Instructions to follow — Only a number is wanted: the count of lines in this listing that contain "Сумма".

Records excerpted from a collection
>> begin
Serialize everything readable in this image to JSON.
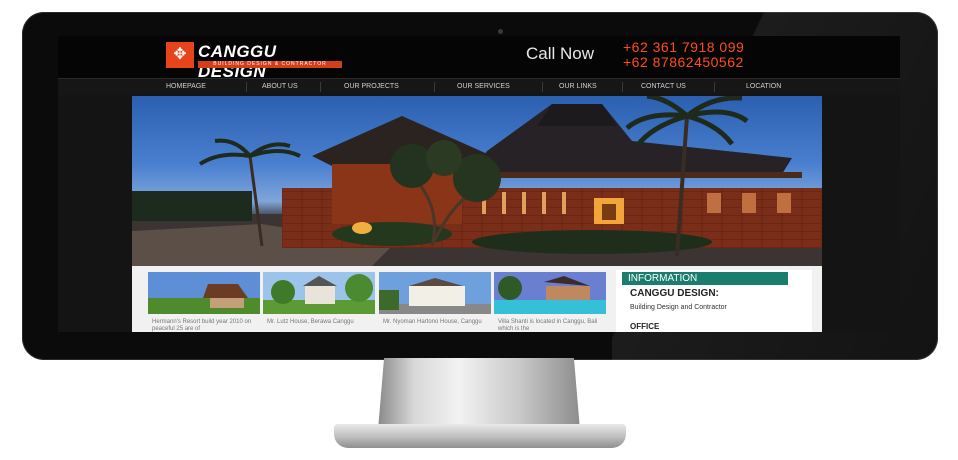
{
  "site": {
    "logo_text": "CANGGU DESIGN",
    "logo_tagline": "BUILDING DESIGN & CONTRACTOR",
    "call_label": "Call Now",
    "phones": [
      "+62 361 7918 099",
      "+62 87862450562"
    ]
  },
  "nav": {
    "items": [
      "HOMEPAGE",
      "ABOUT US",
      "OUR PROJECTS",
      "OUR SERVICES",
      "OUR LINKS",
      "CONTACT US",
      "LOCATION"
    ]
  },
  "projects": [
    {
      "caption": "Hermann's Resort build year 2010 on peaceful 25 are of",
      "icon": "resort-photo"
    },
    {
      "caption": "Mr. Lutz House, Berawa Canggu",
      "icon": "house-photo"
    },
    {
      "caption": "Mr. Nyoman Hartono House, Canggu",
      "icon": "house-photo"
    },
    {
      "caption": "Villa Shanti is located in Canggu, Bali which is the",
      "icon": "villa-pool-photo"
    }
  ],
  "info": {
    "title": "INFORMATION",
    "name": "CANGGU DESIGN:",
    "description": "Building Design and Contractor",
    "more": "OFFICE"
  },
  "colors": {
    "accent_orange": "#ff4d1a",
    "info_teal": "#1a7d6d",
    "header_bg": "#050505"
  }
}
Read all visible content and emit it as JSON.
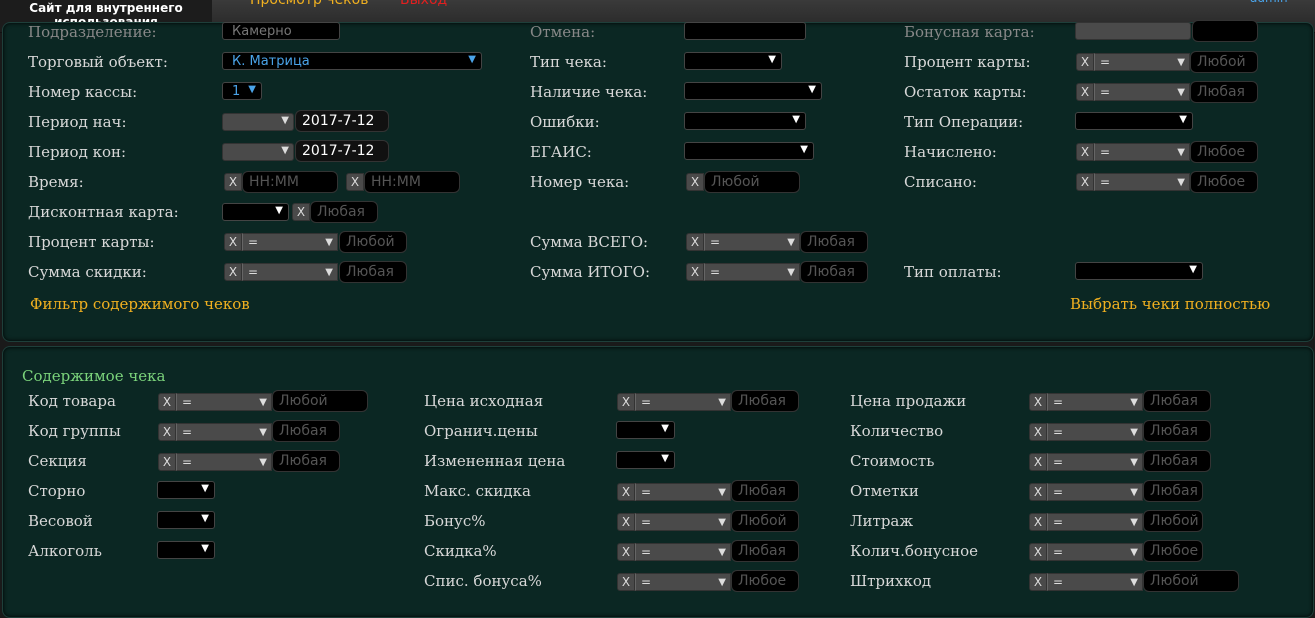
{
  "header": {
    "logo_text": "Сайт для внутреннего использования",
    "nav_reports": "Просмотр чеков",
    "nav_logout": "Выход",
    "user": "admin"
  },
  "filters": {
    "row0": {
      "podr": "Подразделение:",
      "podr_val": "Камерно",
      "otmena": "Отмена:",
      "bonus_card": "Бонусная карта:"
    },
    "trade_object": {
      "label": "Торговый объект:",
      "value": "К. Матрица"
    },
    "kassa": {
      "label": "Номер кассы:",
      "value": "1"
    },
    "period_start": {
      "label": "Период нач:",
      "date": "2017-7-12"
    },
    "period_end": {
      "label": "Период кон:",
      "date": "2017-7-12"
    },
    "time": {
      "label": "Время:",
      "from_placeholder": "HH:MM",
      "to_placeholder": "HH:MM"
    },
    "discount_card": {
      "label": "Дисконтная карта:",
      "placeholder": "Любая"
    },
    "card_percent_left": {
      "label": "Процент карты:",
      "op": "=",
      "placeholder": "Любой"
    },
    "discount_sum": {
      "label": "Сумма скидки:",
      "op": "=",
      "placeholder": "Любая"
    },
    "check_type": {
      "label": "Тип чека:"
    },
    "check_presence": {
      "label": "Наличие чека:"
    },
    "errors": {
      "label": "Ошибки:"
    },
    "egais": {
      "label": "ЕГАИС:"
    },
    "check_number": {
      "label": "Номер чека:",
      "placeholder": "Любой"
    },
    "sum_total": {
      "label": "Сумма ВСЕГО:",
      "op": "=",
      "placeholder": "Любая"
    },
    "sum_itogo": {
      "label": "Сумма ИТОГО:",
      "op": "=",
      "placeholder": "Любая"
    },
    "card_percent_right": {
      "label": "Процент карты:",
      "op": "=",
      "placeholder": "Любой"
    },
    "card_balance": {
      "label": "Остаток карты:",
      "op": "=",
      "placeholder": "Любая"
    },
    "operation_type": {
      "label": "Тип Операции:"
    },
    "accrued": {
      "label": "Начислено:",
      "op": "=",
      "placeholder": "Любое"
    },
    "written_off": {
      "label": "Списано:",
      "op": "=",
      "placeholder": "Любое"
    },
    "payment_type": {
      "label": "Тип оплаты:"
    },
    "link_filter": "Фильтр содержимого чеков",
    "link_select_full": "Выбрать чеки полностью"
  },
  "contents": {
    "title": "Содержимое чека",
    "product_code": {
      "label": "Код товара",
      "op": "=",
      "placeholder": "Любой"
    },
    "group_code": {
      "label": "Код группы",
      "op": "=",
      "placeholder": "Любая"
    },
    "section": {
      "label": "Секция",
      "op": "=",
      "placeholder": "Любая"
    },
    "storno": {
      "label": "Сторно"
    },
    "weight": {
      "label": "Весовой"
    },
    "alcohol": {
      "label": "Алкоголь"
    },
    "orig_price": {
      "label": "Цена исходная",
      "op": "=",
      "placeholder": "Любая"
    },
    "price_limit": {
      "label": "Огранич.цены"
    },
    "changed_price": {
      "label": "Измененная цена"
    },
    "max_discount": {
      "label": "Макс. скидка",
      "op": "=",
      "placeholder": "Любая"
    },
    "bonus_pct": {
      "label": "Бонус%",
      "op": "=",
      "placeholder": "Любой"
    },
    "discount_pct": {
      "label": "Скидка%",
      "op": "=",
      "placeholder": "Любая"
    },
    "bonus_writeoff_pct": {
      "label": "Спис. бонуса%",
      "op": "=",
      "placeholder": "Любое"
    },
    "sale_price": {
      "label": "Цена продажи",
      "op": "=",
      "placeholder": "Любая"
    },
    "quantity": {
      "label": "Количество",
      "op": "=",
      "placeholder": "Любая"
    },
    "cost": {
      "label": "Стоимость",
      "op": "=",
      "placeholder": "Любая"
    },
    "marks": {
      "label": "Отметки",
      "op": "=",
      "placeholder": "Любая"
    },
    "liters": {
      "label": "Литраж",
      "op": "=",
      "placeholder": "Любой"
    },
    "bonus_qty": {
      "label": "Колич.бонусное",
      "op": "=",
      "placeholder": "Любое"
    },
    "barcode": {
      "label": "Штрихкод",
      "op": "=",
      "placeholder": "Любой"
    }
  },
  "colors": {
    "accent_link": "#f0b020",
    "section_title": "#7bd37b",
    "panel_bg": "#0b2723"
  }
}
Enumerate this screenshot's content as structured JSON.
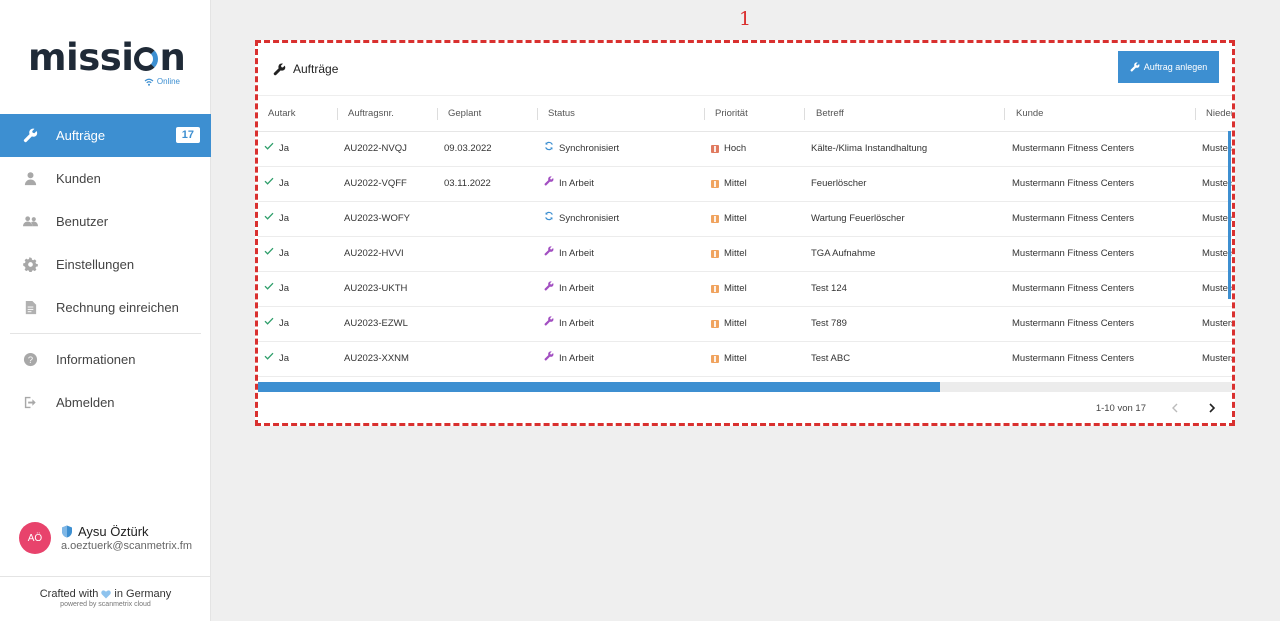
{
  "app": {
    "logo": "mission",
    "status": "Online"
  },
  "sidebar": {
    "items": [
      {
        "label": "Aufträge",
        "badge": "17",
        "icon": "wrench-icon"
      },
      {
        "label": "Kunden",
        "icon": "person-icon"
      },
      {
        "label": "Benutzer",
        "icon": "users-icon"
      },
      {
        "label": "Einstellungen",
        "icon": "gear-icon"
      },
      {
        "label": "Rechnung einreichen",
        "icon": "document-icon"
      },
      {
        "label": "Informationen",
        "icon": "help-icon"
      },
      {
        "label": "Abmelden",
        "icon": "logout-icon"
      }
    ]
  },
  "user": {
    "initials": "AÖ",
    "name": "Aysu Öztürk",
    "email": "a.oeztuerk@scanmetrix.fm"
  },
  "footer": {
    "crafted_prefix": "Crafted with",
    "crafted_suffix": "in Germany",
    "powered": "powered by scanmetrix cloud"
  },
  "annotation": "1",
  "card": {
    "title": "Aufträge",
    "create_button": "Auftrag anlegen"
  },
  "table": {
    "columns": [
      "Autark",
      "Auftragsnr.",
      "Geplant",
      "Status",
      "Priorität",
      "Betreff",
      "Kunde",
      "Nieder"
    ],
    "rows": [
      {
        "autark": "Ja",
        "nr": "AU2022-NVQJ",
        "geplant": "09.03.2022",
        "status": "Synchronisiert",
        "status_icon": "sync-icon",
        "prio": "Hoch",
        "prio_color": "#e07a5f",
        "betreff": "Kälte-/Klima Instandhaltung",
        "kunde": "Mustermann Fitness Centers",
        "nieder": "Musters"
      },
      {
        "autark": "Ja",
        "nr": "AU2022-VQFF",
        "geplant": "03.11.2022",
        "status": "In Arbeit",
        "status_icon": "wrench-icon",
        "prio": "Mittel",
        "prio_color": "#f0a35e",
        "betreff": "Feuerlöscher",
        "kunde": "Mustermann Fitness Centers",
        "nieder": "Musters"
      },
      {
        "autark": "Ja",
        "nr": "AU2023-WOFY",
        "geplant": "",
        "status": "Synchronisiert",
        "status_icon": "sync-icon",
        "prio": "Mittel",
        "prio_color": "#f0a35e",
        "betreff": "Wartung Feuerlöscher",
        "kunde": "Mustermann Fitness Centers",
        "nieder": "Musters"
      },
      {
        "autark": "Ja",
        "nr": "AU2022-HVVI",
        "geplant": "",
        "status": "In Arbeit",
        "status_icon": "wrench-icon",
        "prio": "Mittel",
        "prio_color": "#f0a35e",
        "betreff": "TGA Aufnahme",
        "kunde": "Mustermann Fitness Centers",
        "nieder": "Musters"
      },
      {
        "autark": "Ja",
        "nr": "AU2023-UKTH",
        "geplant": "",
        "status": "In Arbeit",
        "status_icon": "wrench-icon",
        "prio": "Mittel",
        "prio_color": "#f0a35e",
        "betreff": "Test 124",
        "kunde": "Mustermann Fitness Centers",
        "nieder": "Musters"
      },
      {
        "autark": "Ja",
        "nr": "AU2023-EZWL",
        "geplant": "",
        "status": "In Arbeit",
        "status_icon": "wrench-icon",
        "prio": "Mittel",
        "prio_color": "#f0a35e",
        "betreff": "Test 789",
        "kunde": "Mustermann Fitness Centers",
        "nieder": "Musters"
      },
      {
        "autark": "Ja",
        "nr": "AU2023-XXNM",
        "geplant": "",
        "status": "In Arbeit",
        "status_icon": "wrench-icon",
        "prio": "Mittel",
        "prio_color": "#f0a35e",
        "betreff": "Test ABC",
        "kunde": "Mustermann Fitness Centers",
        "nieder": "Musters"
      }
    ],
    "horizontal_scroll_fraction": 0.7
  },
  "pagination": {
    "range": "1-10 von 17"
  },
  "colors": {
    "accent": "#3d8fd1",
    "annotation": "#d9302f",
    "sync": "#3d8fd1",
    "in_progress": "#a24fc1",
    "check": "#2e9e6a"
  }
}
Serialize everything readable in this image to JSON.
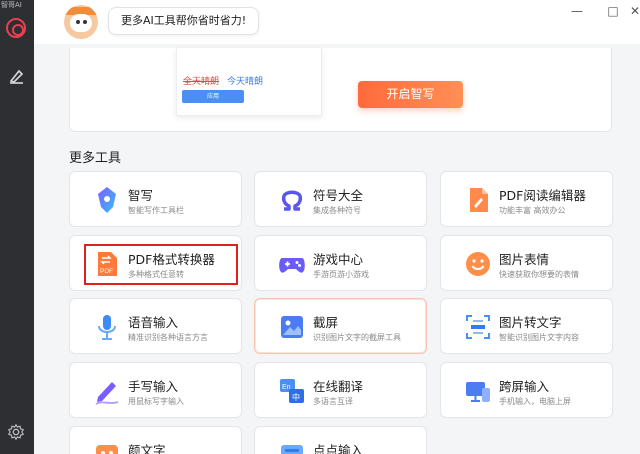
{
  "sidebar": {
    "brand": "智哥AI"
  },
  "header": {
    "greeting": "更多AI工具帮你省时省力!"
  },
  "banner": {
    "struck_text": "全天晴朗",
    "fixed_text": "今天晴朗",
    "mini_button": "应用",
    "start_button": "开启智写"
  },
  "section": {
    "title": "更多工具"
  },
  "tools": [
    {
      "name": "智写",
      "desc": "智能写作工具栏",
      "icon": "pen-nib-icon"
    },
    {
      "name": "符号大全",
      "desc": "集成各种符号",
      "icon": "omega-icon"
    },
    {
      "name": "PDF阅读编辑器",
      "desc": "功能丰富 高效办公",
      "icon": "pdf-edit-icon"
    },
    {
      "name": "PDF格式转换器",
      "desc": "多种格式任意转",
      "icon": "pdf-convert-icon"
    },
    {
      "name": "游戏中心",
      "desc": "手游页游小游戏",
      "icon": "gamepad-icon"
    },
    {
      "name": "图片表情",
      "desc": "快速获取你想要的表情",
      "icon": "smile-icon"
    },
    {
      "name": "语音输入",
      "desc": "精准识别各种语言方言",
      "icon": "microphone-icon"
    },
    {
      "name": "截屏",
      "desc": "识别图片文字的截屏工具",
      "icon": "screenshot-icon"
    },
    {
      "name": "图片转文字",
      "desc": "智能识别图片文字内容",
      "icon": "image-to-text-icon"
    },
    {
      "name": "手写输入",
      "desc": "用鼠标写字输入",
      "icon": "handwriting-icon"
    },
    {
      "name": "在线翻译",
      "desc": "多语言互译",
      "icon": "translate-icon"
    },
    {
      "name": "跨屏输入",
      "desc": "手机输入，电脑上屏",
      "icon": "cross-screen-icon"
    },
    {
      "name": "颜文字",
      "desc": "",
      "icon": "emoticon-icon"
    },
    {
      "name": "点点输入",
      "desc": "",
      "icon": "dot-input-icon"
    }
  ],
  "colors": {
    "accent": "#ff6a3d",
    "highlight_border": "#e0201b",
    "sidebar": "#2d2f33"
  }
}
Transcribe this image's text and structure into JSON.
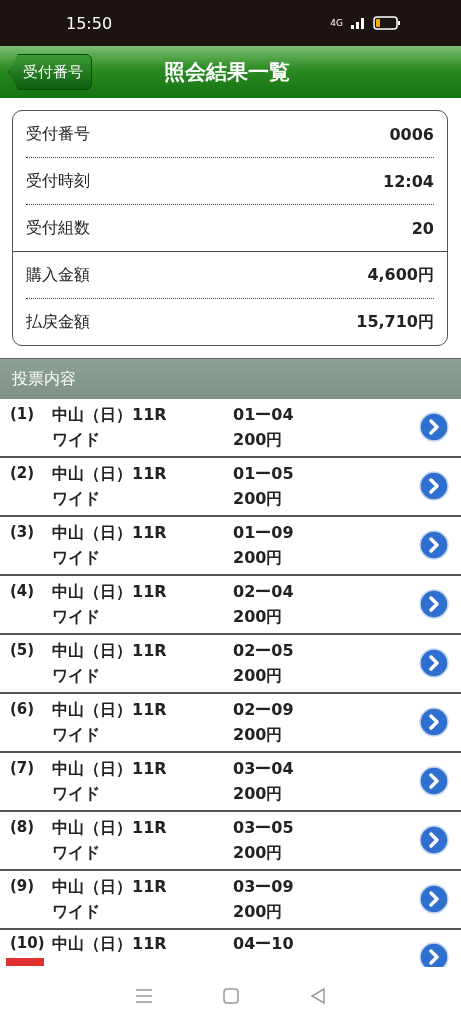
{
  "status_bar": {
    "time": "15:50",
    "network": "4G"
  },
  "header": {
    "back_button": "受付番号",
    "title": "照会結果一覧"
  },
  "summary": [
    [
      {
        "label": "受付番号",
        "value": "0006"
      },
      {
        "label": "受付時刻",
        "value": "12:04"
      },
      {
        "label": "受付組数",
        "value": "20"
      }
    ],
    [
      {
        "label": "購入金額",
        "value": "4,600円"
      },
      {
        "label": "払戻金額",
        "value": "15,710円"
      }
    ]
  ],
  "section_title": "投票内容",
  "bets": [
    {
      "no": "(1)",
      "race": "中山（日）11R",
      "type": "ワイド",
      "combo": "01ー04",
      "amount": "200円",
      "hit": false
    },
    {
      "no": "(2)",
      "race": "中山（日）11R",
      "type": "ワイド",
      "combo": "01ー05",
      "amount": "200円",
      "hit": false
    },
    {
      "no": "(3)",
      "race": "中山（日）11R",
      "type": "ワイド",
      "combo": "01ー09",
      "amount": "200円",
      "hit": false
    },
    {
      "no": "(4)",
      "race": "中山（日）11R",
      "type": "ワイド",
      "combo": "02ー04",
      "amount": "200円",
      "hit": false
    },
    {
      "no": "(5)",
      "race": "中山（日）11R",
      "type": "ワイド",
      "combo": "02ー05",
      "amount": "200円",
      "hit": false
    },
    {
      "no": "(6)",
      "race": "中山（日）11R",
      "type": "ワイド",
      "combo": "02ー09",
      "amount": "200円",
      "hit": false
    },
    {
      "no": "(7)",
      "race": "中山（日）11R",
      "type": "ワイド",
      "combo": "03ー04",
      "amount": "200円",
      "hit": false
    },
    {
      "no": "(8)",
      "race": "中山（日）11R",
      "type": "ワイド",
      "combo": "03ー05",
      "amount": "200円",
      "hit": false
    },
    {
      "no": "(9)",
      "race": "中山（日）11R",
      "type": "ワイド",
      "combo": "03ー09",
      "amount": "200円",
      "hit": false
    },
    {
      "no": "(10)",
      "race": "中山（日）11R",
      "combo": "04ー10",
      "hit": true
    }
  ]
}
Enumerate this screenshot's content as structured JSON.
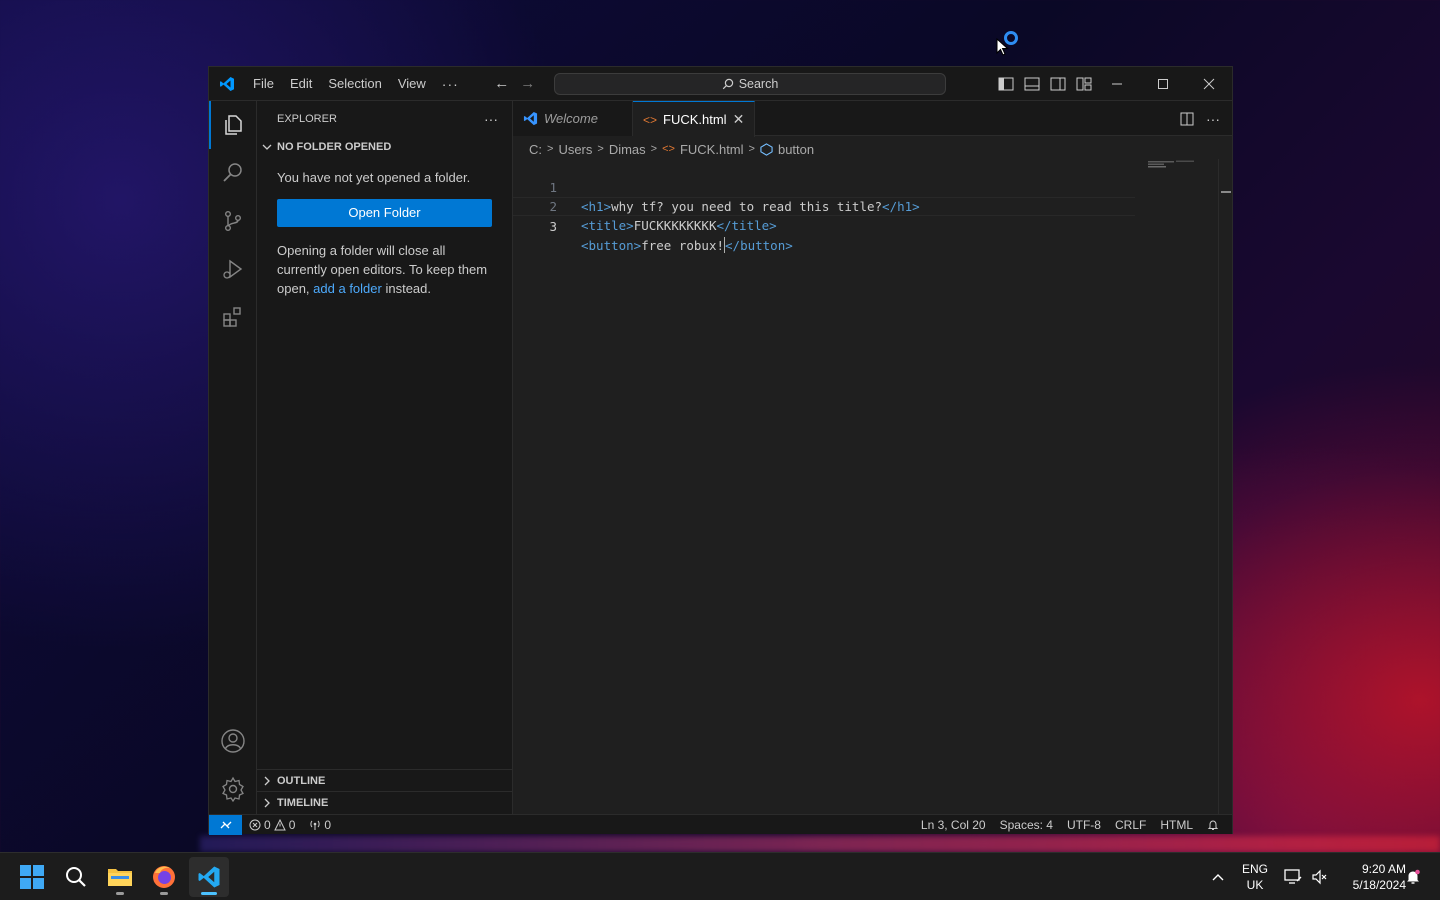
>> end
Written response — 3